## Data records
#####
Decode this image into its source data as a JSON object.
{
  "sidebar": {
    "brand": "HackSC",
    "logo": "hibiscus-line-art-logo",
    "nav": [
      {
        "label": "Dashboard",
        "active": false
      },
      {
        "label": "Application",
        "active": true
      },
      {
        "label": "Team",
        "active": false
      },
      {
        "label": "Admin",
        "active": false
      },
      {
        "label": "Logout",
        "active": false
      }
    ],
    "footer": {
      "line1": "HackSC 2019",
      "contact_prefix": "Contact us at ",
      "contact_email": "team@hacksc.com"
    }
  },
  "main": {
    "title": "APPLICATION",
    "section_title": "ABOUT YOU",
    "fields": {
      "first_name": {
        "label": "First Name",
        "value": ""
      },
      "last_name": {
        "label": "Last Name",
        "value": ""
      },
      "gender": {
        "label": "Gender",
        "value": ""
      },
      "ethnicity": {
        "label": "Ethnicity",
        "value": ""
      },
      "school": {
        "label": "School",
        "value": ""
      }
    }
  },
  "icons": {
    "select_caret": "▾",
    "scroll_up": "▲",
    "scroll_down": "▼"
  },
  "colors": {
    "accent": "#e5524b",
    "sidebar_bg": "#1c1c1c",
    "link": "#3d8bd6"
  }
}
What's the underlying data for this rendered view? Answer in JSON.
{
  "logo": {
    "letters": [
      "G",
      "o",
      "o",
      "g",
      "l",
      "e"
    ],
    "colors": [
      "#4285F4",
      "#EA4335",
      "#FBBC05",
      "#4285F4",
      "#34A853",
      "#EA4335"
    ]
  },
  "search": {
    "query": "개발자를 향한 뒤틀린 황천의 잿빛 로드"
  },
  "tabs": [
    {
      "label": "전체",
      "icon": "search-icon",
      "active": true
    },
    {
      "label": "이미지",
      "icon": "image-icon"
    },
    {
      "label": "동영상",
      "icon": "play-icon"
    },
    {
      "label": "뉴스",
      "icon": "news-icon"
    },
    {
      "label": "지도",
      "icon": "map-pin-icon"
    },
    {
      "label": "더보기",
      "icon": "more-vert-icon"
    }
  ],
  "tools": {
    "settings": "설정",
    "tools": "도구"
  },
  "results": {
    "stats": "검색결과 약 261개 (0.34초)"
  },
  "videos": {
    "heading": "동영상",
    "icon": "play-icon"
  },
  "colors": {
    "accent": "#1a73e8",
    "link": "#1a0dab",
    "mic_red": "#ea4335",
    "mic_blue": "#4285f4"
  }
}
#####
## Request
Find the lines above holding the word "JSON" and show them.

## Solution to the exercise
Decode this image into its source data as a JSON object.
What's the underlying data for this rendered view? Answer in JSON.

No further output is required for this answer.